■ Problem to work on
Exactly as they appear, output all of the entries.

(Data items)
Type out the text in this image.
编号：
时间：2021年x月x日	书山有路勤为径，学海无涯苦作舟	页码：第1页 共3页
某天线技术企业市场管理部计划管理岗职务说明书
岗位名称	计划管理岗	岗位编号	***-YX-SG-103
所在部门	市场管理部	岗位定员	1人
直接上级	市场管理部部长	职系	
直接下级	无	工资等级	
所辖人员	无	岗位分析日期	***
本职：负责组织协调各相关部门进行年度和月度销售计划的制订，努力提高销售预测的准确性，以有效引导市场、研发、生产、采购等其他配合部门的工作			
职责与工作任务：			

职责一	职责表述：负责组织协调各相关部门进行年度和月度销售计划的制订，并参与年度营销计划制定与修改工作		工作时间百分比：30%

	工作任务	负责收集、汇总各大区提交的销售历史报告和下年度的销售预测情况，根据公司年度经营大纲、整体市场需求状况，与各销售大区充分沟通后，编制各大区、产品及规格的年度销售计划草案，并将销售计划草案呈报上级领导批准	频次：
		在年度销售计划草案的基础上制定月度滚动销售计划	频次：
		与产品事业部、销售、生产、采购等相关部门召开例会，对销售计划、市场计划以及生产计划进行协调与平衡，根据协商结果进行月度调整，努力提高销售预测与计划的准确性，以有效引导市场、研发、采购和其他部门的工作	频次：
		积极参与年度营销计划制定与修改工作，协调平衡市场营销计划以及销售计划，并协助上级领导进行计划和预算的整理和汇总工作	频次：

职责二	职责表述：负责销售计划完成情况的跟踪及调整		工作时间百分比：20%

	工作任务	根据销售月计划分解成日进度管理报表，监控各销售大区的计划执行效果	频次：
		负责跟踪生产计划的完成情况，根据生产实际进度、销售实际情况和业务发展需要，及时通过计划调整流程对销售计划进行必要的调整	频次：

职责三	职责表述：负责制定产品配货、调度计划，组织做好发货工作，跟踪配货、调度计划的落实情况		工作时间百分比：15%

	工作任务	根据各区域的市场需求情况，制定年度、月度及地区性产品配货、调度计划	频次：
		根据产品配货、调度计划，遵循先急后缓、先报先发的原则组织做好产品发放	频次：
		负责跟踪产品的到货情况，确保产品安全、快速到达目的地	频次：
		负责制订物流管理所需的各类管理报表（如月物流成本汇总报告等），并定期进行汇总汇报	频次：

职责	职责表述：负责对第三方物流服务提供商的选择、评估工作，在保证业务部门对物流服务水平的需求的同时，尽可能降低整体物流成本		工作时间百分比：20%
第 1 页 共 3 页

■ Worked solution
Type out the text in this image.
编号：
时间：2021年x月x日	书山有路勤为径，学海无涯苦作舟	页码：第1页 共3页
某天线技术企业市场管理部计划管理岗职务说明书
岗位名称	计划管理岗	岗位编号	***-YX-SG-103
所在部门	市场管理部	岗位定员	1人
直接上级	市场管理部部长	职系	
直接下级	无	工资等级	
所辖人员	无	岗位分析日期	***
本职：负责组织协调各相关部门进行年度和月度销售计划的制订，努力提高销售预测的准确性，以有效引导市场、研发、生产、采购等其他配合部门的工作			
职责与工作任务：			

职责一	职责表述：负责组织协调各相关部门进行年度和月度销售计划的制订，并参与年度营销计划制定与修改工作		工作时间百分比：30%

	工作任务	负责收集、汇总各大区提交的销售历史报告和下年度的销售预测情况，根据公司年度经营大纲、整体市场需求状况，与各销售大区充分沟通后，编制各大区、产品及规格的年度销售计划草案，并将销售计划草案呈报上级领导批准	频次：
		在年度销售计划草案的基础上制定月度滚动销售计划	频次：
		与产品事业部、销售、生产、采购等相关部门召开例会，对销售计划、市场计划以及生产计划进行协调与平衡，根据协商结果进行月度调整，努力提高销售预测与计划的准确性，以有效引导市场、研发、采购和其他部门的工作	频次：
		积极参与年度营销计划制定与修改工作，协调平衡市场营销计划以及销售计划，并协助上级领导进行计划和预算的整理和汇总工作	频次：

职责二	职责表述：负责销售计划完成情况的跟踪及调整		工作时间百分比：20%

	工作任务	根据销售月计划分解成日进度管理报表，监控各销售大区的计划执行效果	频次：
		负责跟踪生产计划的完成情况，根据生产实际进度、销售实际情况和业务发展需要，及时通过计划调整流程对销售计划进行必要的调整	频次：

职责三	职责表述：负责制定产品配货、调度计划，组织做好发货工作，跟踪配货、调度计划的落实情况		工作时间百分比：15%

	工作任务	根据各区域的市场需求情况，制定年度、月度及地区性产品配货、调度计划	频次：
		根据产品配货、调度计划，遵循先急后缓、先报先发的原则组织做好产品发放	频次：
		负责跟踪产品的到货情况，确保产品安全、快速到达目的地	频次：
		负责制订物流管理所需的各类管理报表（如月物流成本汇总报告等），并定期进行汇总汇报	频次：

职责	职责表述：负责对第三方物流服务提供商的选择、评估工作，在保证业务部门对物流服务水平的需求的同时，尽可能降低整体物流成本		工作时间百分比：20%
第 1 页 共 3 页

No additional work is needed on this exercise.